:: Exercise material ::

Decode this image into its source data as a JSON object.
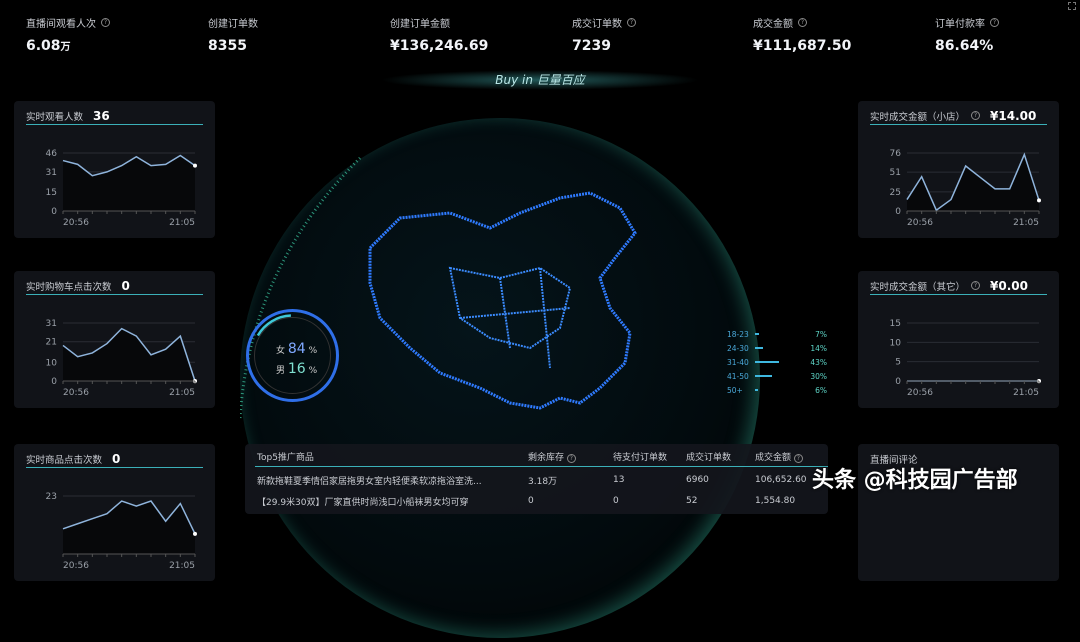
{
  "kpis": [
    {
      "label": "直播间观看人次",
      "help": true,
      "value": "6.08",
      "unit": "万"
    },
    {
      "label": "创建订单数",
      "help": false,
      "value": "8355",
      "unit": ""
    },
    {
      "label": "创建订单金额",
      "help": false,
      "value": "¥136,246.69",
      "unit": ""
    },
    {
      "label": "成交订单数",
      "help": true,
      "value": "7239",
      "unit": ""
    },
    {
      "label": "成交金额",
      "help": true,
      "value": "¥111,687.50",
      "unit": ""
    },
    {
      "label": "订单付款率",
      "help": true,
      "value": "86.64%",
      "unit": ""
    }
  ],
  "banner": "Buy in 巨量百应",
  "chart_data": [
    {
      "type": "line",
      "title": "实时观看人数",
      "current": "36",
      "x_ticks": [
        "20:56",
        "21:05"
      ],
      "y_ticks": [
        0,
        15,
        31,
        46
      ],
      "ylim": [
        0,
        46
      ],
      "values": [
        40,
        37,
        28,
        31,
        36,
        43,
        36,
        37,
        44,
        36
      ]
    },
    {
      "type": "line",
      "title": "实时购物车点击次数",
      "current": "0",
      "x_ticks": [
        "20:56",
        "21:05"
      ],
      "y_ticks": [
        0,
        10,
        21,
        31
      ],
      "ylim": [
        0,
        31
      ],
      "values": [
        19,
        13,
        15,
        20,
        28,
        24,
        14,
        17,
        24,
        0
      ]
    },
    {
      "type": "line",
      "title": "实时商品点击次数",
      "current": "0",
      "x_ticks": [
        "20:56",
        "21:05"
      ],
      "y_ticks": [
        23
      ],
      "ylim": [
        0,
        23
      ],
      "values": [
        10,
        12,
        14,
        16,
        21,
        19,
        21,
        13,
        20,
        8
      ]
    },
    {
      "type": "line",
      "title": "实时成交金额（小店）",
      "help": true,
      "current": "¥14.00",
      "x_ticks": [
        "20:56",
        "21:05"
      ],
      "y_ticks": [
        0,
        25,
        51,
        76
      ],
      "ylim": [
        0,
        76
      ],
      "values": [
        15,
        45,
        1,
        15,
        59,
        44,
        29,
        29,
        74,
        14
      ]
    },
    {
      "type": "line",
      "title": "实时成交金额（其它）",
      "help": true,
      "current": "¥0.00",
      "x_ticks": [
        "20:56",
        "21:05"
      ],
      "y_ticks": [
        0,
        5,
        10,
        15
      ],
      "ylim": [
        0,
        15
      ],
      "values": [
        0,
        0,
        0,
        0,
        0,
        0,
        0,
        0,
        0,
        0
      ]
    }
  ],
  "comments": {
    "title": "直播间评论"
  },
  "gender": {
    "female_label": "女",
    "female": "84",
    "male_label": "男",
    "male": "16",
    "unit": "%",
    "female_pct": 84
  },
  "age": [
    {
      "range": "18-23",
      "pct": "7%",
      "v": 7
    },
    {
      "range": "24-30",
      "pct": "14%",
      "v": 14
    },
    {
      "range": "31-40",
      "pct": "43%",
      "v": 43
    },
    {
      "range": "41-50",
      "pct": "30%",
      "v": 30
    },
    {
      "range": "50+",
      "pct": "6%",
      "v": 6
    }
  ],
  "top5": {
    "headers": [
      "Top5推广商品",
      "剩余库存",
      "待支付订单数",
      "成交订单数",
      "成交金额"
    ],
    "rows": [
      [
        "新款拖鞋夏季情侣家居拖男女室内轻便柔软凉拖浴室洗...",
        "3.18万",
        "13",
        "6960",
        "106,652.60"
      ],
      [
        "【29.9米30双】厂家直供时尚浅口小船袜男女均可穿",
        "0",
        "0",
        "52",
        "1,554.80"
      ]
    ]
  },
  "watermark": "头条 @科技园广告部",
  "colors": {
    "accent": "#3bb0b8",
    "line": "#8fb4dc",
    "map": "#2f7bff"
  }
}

:::
:: Exercise material ::

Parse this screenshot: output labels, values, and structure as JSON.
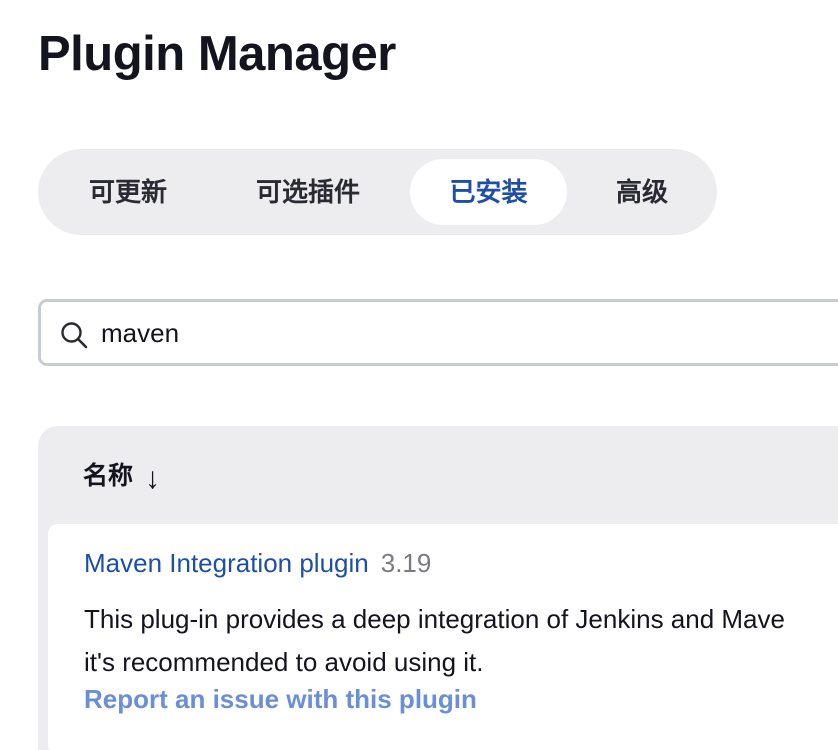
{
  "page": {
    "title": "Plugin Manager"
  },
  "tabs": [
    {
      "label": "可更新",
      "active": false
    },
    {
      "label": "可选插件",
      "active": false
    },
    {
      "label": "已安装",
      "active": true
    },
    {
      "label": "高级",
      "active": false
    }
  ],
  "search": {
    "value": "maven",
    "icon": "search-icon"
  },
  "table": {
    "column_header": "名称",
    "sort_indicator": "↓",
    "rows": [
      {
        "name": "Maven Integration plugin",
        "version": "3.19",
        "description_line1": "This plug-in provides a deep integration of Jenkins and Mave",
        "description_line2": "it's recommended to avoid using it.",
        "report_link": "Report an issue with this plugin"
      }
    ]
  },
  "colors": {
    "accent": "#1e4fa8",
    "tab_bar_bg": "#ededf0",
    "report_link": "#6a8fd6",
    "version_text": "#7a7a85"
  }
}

:::
:: Exercise material ::

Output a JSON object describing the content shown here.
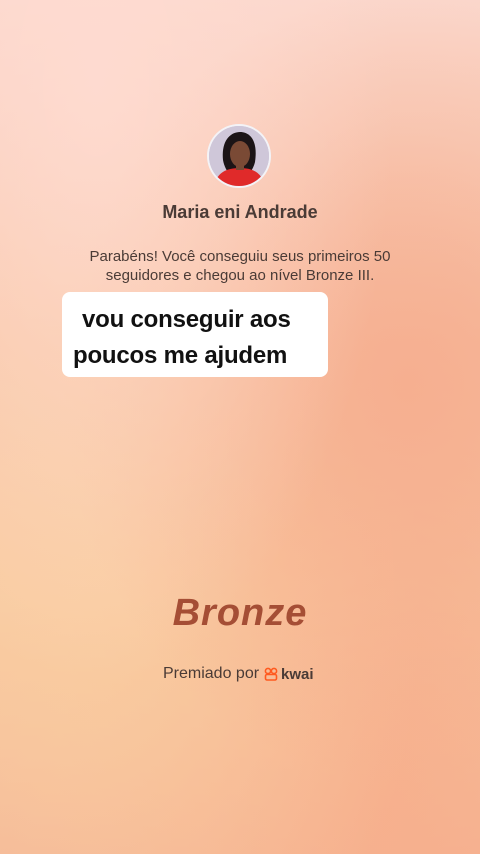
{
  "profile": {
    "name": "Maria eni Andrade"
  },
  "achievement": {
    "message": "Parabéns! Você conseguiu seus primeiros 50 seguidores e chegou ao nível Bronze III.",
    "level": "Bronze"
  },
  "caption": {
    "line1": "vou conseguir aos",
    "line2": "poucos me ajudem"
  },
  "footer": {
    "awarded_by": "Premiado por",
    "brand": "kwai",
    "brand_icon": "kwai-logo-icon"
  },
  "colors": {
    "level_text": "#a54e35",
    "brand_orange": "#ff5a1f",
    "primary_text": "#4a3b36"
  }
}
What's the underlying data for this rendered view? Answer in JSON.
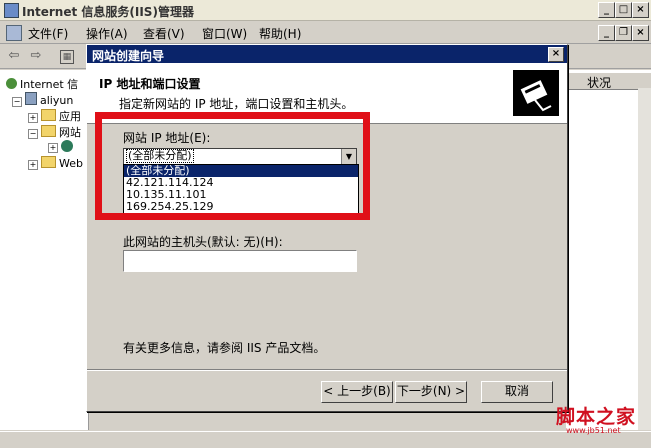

:::

Directive: Transcribe, exactly as written, the lines starting at the one with "Output a JSON" and ending at the one with "What's the underlying", and nothing more. Pictures are not part of the copy.

Reply:
Output a JSON object describing the content shown here.
{
  "profile": {
    "name": "Maria eni Andrade"
  },
  "achievement": {
    "message": "Parabéns! Você conseguiu seus primeiros 50 seguidores e chegou ao nível Bronze III.",
    "level": "Bronze"
  },
  "caption": {
    "line1": "vou conseguir aos",
    "line2": "poucos me ajudem"
  },
  "footer": {
    "awarded_by": "Premiado por",
    "brand": "kwai",
    "brand_icon": "kwai-logo-icon"
  },
  "colors": {
    "level_text": "#a54e35",
    "brand_orange": "#ff5a1f",
    "primary_text": "#4a3b36"
  }
}
What's the underlying data for this rendered view? Answer in JSON.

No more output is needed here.